-- BEGIN RAW RECORDS --
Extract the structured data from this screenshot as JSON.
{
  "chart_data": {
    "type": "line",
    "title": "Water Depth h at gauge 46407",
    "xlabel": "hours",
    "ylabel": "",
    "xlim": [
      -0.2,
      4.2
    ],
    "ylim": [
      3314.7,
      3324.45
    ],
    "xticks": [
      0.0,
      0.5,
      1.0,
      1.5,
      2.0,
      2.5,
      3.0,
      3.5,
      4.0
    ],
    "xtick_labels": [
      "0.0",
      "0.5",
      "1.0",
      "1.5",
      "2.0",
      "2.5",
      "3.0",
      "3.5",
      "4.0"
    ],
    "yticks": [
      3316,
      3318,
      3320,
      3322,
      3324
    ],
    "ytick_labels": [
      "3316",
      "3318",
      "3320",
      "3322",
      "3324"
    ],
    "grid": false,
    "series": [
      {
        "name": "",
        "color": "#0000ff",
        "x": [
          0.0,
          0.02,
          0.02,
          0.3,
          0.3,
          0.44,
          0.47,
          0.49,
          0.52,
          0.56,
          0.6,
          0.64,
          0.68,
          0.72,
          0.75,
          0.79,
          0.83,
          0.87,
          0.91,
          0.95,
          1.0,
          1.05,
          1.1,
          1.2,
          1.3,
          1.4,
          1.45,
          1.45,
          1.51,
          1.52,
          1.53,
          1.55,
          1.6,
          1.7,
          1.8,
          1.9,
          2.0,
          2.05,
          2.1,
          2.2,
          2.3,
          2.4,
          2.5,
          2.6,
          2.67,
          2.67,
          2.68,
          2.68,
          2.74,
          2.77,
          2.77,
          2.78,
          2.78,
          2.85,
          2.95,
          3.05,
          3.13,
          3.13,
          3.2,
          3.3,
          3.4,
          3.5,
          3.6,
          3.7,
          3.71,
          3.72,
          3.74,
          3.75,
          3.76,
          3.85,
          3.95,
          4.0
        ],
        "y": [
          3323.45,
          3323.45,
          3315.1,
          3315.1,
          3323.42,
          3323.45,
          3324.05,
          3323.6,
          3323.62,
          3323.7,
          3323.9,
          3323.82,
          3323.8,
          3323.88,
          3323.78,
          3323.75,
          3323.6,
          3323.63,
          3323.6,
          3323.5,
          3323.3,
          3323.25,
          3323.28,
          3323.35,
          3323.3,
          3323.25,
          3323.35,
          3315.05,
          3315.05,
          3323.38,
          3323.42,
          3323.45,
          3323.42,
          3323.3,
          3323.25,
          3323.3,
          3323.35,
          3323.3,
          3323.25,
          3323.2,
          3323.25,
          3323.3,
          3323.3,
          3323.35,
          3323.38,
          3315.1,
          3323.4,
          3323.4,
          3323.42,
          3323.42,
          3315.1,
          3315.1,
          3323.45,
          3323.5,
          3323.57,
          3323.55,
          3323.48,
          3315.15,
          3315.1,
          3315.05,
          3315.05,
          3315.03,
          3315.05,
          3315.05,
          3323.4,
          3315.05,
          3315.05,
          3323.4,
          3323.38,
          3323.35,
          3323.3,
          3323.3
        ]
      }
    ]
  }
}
-- END RAW RECORDS --
Please give back all of the records exactly as written.

WRITTEN ANSWER:
Extract the structured data from this screenshot as JSON.
{
  "chart_data": {
    "type": "line",
    "title": "Water Depth h at gauge 46407",
    "xlabel": "hours",
    "ylabel": "",
    "xlim": [
      -0.2,
      4.2
    ],
    "ylim": [
      3314.7,
      3324.45
    ],
    "xticks": [
      0.0,
      0.5,
      1.0,
      1.5,
      2.0,
      2.5,
      3.0,
      3.5,
      4.0
    ],
    "xtick_labels": [
      "0.0",
      "0.5",
      "1.0",
      "1.5",
      "2.0",
      "2.5",
      "3.0",
      "3.5",
      "4.0"
    ],
    "yticks": [
      3316,
      3318,
      3320,
      3322,
      3324
    ],
    "ytick_labels": [
      "3316",
      "3318",
      "3320",
      "3322",
      "3324"
    ],
    "grid": false,
    "series": [
      {
        "name": "",
        "color": "#0000ff",
        "x": [
          0.0,
          0.02,
          0.02,
          0.3,
          0.3,
          0.44,
          0.47,
          0.49,
          0.52,
          0.56,
          0.6,
          0.64,
          0.68,
          0.72,
          0.75,
          0.79,
          0.83,
          0.87,
          0.91,
          0.95,
          1.0,
          1.05,
          1.1,
          1.2,
          1.3,
          1.4,
          1.45,
          1.45,
          1.51,
          1.52,
          1.53,
          1.55,
          1.6,
          1.7,
          1.8,
          1.9,
          2.0,
          2.05,
          2.1,
          2.2,
          2.3,
          2.4,
          2.5,
          2.6,
          2.67,
          2.67,
          2.68,
          2.68,
          2.74,
          2.77,
          2.77,
          2.78,
          2.78,
          2.85,
          2.95,
          3.05,
          3.13,
          3.13,
          3.2,
          3.3,
          3.4,
          3.5,
          3.6,
          3.7,
          3.71,
          3.72,
          3.74,
          3.75,
          3.76,
          3.85,
          3.95,
          4.0
        ],
        "y": [
          3323.45,
          3323.45,
          3315.1,
          3315.1,
          3323.42,
          3323.45,
          3324.05,
          3323.6,
          3323.62,
          3323.7,
          3323.9,
          3323.82,
          3323.8,
          3323.88,
          3323.78,
          3323.75,
          3323.6,
          3323.63,
          3323.6,
          3323.5,
          3323.3,
          3323.25,
          3323.28,
          3323.35,
          3323.3,
          3323.25,
          3323.35,
          3315.05,
          3315.05,
          3323.38,
          3323.42,
          3323.45,
          3323.42,
          3323.3,
          3323.25,
          3323.3,
          3323.35,
          3323.3,
          3323.25,
          3323.2,
          3323.25,
          3323.3,
          3323.3,
          3323.35,
          3323.38,
          3315.1,
          3323.4,
          3323.4,
          3323.42,
          3323.42,
          3315.1,
          3315.1,
          3323.45,
          3323.5,
          3323.57,
          3323.55,
          3323.48,
          3315.15,
          3315.1,
          3315.05,
          3315.05,
          3315.03,
          3315.05,
          3315.05,
          3323.4,
          3315.05,
          3315.05,
          3323.4,
          3323.38,
          3323.35,
          3323.3,
          3323.3
        ]
      }
    ]
  }
}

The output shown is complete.